(Collection entries)
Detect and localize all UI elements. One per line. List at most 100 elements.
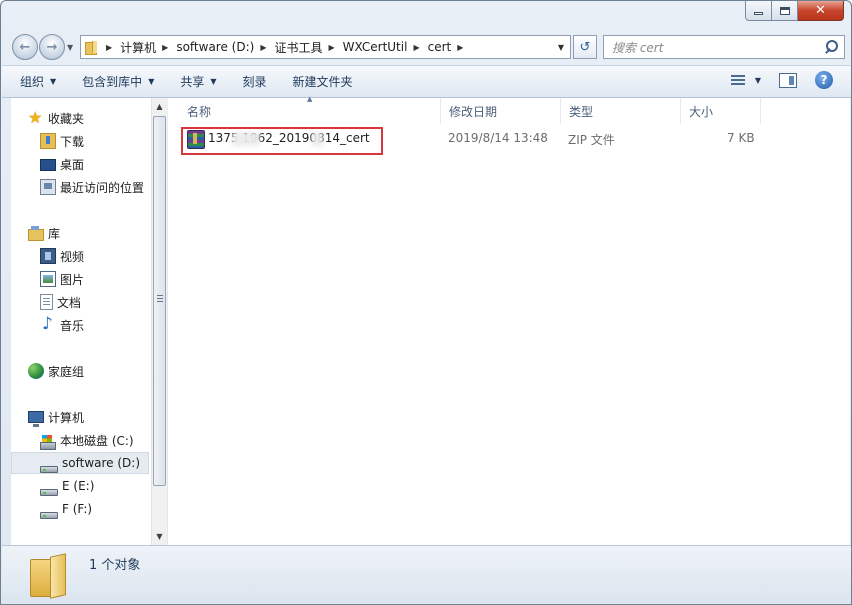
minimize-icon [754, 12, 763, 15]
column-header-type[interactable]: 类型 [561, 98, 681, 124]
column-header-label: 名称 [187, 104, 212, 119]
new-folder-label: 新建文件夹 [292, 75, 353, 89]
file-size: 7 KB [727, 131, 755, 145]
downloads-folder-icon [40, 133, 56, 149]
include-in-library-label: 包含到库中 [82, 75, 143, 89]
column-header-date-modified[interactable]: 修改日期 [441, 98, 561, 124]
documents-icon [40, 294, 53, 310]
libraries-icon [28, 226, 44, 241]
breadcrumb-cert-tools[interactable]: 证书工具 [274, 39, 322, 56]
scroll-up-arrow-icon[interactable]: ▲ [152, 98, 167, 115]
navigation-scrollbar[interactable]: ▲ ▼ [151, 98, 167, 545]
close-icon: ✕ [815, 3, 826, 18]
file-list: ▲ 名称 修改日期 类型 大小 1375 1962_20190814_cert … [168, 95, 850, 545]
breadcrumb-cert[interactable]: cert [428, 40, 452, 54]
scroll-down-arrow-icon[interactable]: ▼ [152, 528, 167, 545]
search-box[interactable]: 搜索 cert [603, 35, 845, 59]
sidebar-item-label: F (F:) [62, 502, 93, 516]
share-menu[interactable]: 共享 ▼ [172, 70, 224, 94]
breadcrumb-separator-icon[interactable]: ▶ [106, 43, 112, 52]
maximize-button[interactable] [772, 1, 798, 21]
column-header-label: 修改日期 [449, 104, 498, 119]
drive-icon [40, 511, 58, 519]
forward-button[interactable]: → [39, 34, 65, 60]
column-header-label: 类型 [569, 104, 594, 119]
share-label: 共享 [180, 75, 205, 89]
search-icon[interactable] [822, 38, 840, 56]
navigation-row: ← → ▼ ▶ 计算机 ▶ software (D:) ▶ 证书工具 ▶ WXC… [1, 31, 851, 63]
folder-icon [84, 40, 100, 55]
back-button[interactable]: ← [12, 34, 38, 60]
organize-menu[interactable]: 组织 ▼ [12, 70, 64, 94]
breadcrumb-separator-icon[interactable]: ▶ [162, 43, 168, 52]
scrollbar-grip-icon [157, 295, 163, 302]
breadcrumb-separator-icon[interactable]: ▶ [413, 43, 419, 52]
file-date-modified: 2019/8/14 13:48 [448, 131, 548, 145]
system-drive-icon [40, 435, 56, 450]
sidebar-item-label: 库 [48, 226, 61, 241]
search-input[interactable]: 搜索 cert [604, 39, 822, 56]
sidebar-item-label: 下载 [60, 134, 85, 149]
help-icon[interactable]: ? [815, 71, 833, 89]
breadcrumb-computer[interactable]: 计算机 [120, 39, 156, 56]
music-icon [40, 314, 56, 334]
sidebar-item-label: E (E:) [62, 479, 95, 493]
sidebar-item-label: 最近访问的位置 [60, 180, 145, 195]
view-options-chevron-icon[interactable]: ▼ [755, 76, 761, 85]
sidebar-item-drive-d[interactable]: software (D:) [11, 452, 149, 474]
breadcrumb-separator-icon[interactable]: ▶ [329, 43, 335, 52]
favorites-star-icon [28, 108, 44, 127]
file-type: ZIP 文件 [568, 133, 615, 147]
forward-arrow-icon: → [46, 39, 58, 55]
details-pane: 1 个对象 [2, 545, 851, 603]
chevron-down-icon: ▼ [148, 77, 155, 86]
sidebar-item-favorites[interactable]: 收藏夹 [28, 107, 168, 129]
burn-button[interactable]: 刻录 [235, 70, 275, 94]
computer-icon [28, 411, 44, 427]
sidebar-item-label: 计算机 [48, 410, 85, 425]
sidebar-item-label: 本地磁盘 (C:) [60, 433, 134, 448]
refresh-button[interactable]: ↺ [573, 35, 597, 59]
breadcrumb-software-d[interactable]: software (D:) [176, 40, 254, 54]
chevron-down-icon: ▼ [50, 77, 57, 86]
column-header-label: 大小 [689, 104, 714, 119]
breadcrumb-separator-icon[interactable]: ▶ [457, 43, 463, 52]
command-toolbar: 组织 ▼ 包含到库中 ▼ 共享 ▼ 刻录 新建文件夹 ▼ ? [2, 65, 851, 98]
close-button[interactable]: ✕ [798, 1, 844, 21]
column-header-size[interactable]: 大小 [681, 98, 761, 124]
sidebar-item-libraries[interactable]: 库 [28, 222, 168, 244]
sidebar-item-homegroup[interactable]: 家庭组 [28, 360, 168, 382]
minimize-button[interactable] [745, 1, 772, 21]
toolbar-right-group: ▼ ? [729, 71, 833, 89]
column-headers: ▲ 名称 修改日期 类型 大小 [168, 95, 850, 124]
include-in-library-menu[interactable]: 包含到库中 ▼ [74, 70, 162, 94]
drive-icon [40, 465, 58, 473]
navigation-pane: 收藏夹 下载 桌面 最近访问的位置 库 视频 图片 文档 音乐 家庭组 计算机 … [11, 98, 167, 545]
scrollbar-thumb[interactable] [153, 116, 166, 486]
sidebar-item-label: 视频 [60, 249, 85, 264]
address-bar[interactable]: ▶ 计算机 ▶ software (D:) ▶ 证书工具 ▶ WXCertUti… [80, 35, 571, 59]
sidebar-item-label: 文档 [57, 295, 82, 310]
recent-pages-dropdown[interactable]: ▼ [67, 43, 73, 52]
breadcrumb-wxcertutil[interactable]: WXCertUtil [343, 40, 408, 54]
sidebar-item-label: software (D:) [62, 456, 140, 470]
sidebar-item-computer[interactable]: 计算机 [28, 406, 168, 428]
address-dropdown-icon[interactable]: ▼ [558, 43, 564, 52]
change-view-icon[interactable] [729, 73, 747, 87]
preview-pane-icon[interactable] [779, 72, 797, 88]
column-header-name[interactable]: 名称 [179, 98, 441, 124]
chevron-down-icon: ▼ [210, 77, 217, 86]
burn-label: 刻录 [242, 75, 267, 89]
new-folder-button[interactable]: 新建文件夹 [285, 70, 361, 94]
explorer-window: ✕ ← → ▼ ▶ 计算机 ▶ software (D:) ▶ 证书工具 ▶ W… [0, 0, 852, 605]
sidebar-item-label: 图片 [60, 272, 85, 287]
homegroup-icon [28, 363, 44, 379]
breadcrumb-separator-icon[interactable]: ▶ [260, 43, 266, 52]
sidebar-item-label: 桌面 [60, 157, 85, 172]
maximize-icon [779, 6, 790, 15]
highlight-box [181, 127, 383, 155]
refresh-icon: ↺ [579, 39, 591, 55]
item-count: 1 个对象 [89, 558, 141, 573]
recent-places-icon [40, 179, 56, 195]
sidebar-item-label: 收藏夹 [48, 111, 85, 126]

* * *

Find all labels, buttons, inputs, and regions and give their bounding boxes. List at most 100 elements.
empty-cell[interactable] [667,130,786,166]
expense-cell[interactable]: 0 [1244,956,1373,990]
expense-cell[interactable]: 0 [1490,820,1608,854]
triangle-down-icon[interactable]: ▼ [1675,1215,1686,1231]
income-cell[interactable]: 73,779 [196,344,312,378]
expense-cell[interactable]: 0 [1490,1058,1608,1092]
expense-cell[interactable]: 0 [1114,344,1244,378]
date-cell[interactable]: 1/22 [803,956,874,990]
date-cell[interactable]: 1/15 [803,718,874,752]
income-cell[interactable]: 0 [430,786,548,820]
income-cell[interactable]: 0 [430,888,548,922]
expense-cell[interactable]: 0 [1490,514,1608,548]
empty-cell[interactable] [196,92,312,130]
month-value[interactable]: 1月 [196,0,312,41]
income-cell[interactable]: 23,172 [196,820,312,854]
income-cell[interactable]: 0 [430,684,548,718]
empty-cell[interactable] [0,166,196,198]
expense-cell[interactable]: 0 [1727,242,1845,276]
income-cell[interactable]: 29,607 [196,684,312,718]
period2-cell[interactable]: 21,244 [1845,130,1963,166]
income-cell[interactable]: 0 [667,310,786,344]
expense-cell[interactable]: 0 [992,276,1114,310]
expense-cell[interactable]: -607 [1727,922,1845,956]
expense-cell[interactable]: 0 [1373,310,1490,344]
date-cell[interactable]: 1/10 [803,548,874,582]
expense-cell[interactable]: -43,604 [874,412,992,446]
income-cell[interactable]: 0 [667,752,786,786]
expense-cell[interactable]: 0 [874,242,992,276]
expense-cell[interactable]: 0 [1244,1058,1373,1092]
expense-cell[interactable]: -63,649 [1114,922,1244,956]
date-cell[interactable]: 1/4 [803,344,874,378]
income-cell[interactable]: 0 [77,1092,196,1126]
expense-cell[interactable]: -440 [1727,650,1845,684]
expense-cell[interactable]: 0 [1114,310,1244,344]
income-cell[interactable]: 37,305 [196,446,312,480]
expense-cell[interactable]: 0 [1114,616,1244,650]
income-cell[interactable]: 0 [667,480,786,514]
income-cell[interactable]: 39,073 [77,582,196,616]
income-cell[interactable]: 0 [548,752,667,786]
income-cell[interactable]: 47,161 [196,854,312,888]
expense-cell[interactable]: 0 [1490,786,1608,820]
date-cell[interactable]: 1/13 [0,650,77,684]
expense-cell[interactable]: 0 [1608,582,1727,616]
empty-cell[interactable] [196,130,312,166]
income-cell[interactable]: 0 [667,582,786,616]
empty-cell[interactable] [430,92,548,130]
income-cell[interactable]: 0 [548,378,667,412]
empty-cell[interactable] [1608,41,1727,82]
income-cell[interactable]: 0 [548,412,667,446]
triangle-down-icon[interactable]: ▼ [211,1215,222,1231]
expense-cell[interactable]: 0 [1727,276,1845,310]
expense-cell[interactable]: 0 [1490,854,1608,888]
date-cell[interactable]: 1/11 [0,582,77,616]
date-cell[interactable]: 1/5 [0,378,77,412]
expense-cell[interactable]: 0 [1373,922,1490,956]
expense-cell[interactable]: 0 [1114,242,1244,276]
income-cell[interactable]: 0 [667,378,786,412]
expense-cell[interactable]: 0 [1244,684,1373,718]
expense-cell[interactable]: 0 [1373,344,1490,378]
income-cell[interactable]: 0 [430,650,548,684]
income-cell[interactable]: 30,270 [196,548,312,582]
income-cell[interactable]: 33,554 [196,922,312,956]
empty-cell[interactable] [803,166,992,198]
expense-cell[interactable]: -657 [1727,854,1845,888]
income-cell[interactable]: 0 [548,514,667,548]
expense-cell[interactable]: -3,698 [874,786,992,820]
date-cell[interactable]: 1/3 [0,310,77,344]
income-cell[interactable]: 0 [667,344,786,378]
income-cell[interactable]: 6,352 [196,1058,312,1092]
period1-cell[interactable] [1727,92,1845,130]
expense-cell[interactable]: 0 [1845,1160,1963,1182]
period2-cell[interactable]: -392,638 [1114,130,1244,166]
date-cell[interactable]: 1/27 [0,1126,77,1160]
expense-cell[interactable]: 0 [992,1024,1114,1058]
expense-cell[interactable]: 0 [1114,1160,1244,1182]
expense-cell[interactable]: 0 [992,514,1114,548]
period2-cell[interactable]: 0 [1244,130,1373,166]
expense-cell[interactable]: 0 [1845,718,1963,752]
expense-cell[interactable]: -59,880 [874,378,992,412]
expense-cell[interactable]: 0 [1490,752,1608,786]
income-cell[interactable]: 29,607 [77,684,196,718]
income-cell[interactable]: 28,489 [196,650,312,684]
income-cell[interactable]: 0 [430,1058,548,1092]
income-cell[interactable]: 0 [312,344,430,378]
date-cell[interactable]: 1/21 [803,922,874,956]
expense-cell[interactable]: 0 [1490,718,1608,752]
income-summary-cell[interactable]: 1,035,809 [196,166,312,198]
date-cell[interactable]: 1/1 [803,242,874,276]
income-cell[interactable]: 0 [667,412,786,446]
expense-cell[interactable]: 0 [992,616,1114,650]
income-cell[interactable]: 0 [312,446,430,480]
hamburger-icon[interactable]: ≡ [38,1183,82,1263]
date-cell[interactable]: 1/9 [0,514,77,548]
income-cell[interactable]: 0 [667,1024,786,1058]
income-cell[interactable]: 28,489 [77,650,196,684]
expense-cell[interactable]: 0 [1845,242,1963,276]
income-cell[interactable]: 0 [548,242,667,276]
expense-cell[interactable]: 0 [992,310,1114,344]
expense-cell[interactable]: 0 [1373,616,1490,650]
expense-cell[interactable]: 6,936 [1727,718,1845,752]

→ **WRITTEN INSTRUCTION**:
Put the part of the material that opens with the line containing "minimize-icon [754, 12, 763, 15]" and closes with the line containing "share-menu[interactable]: 共享 ▼" into a numbered list, both of those lines included and any blank lines left out.

→ **FINAL RESULT**:
1. minimize-icon [754, 12, 763, 15]
2. column-header-type[interactable]: 类型 [561, 98, 681, 124]
3. column-header-label: 名称 [187, 104, 212, 119]
4. new-folder-label: 新建文件夹 [292, 75, 353, 89]
5. file-size: 7 KB [727, 131, 755, 145]
6. downloads-folder-icon [40, 133, 56, 149]
7. include-in-library-label: 包含到库中 [82, 75, 143, 89]
8. column-header-date-modified[interactable]: 修改日期 [441, 98, 561, 124]
9. documents-icon [40, 294, 53, 310]
10. libraries-icon [28, 226, 44, 241]
11. breadcrumb-cert-tools[interactable]: 证书工具 [274, 39, 322, 56]
12. scroll-up-arrow-icon[interactable]: ▲ [152, 98, 167, 115]
13. navigation-scrollbar[interactable]: ▲ ▼ [151, 98, 167, 545]
14. close-icon: ✕ [815, 3, 826, 18]
15. file-list: ▲ 名称 修改日期 类型 大小 1375 1962_20190814_cert … [168, 95, 850, 545]
16. breadcrumb-cert[interactable]: cert [428, 40, 452, 54]
17. scroll-down-arrow-icon[interactable]: ▼ [152, 528, 167, 545]
18. search-box[interactable]: 搜索 cert [603, 35, 845, 59]
19. sidebar-item-label: F (F:) [62, 502, 93, 516]
20. share-menu[interactable]: 共享 ▼ [172, 70, 224, 94]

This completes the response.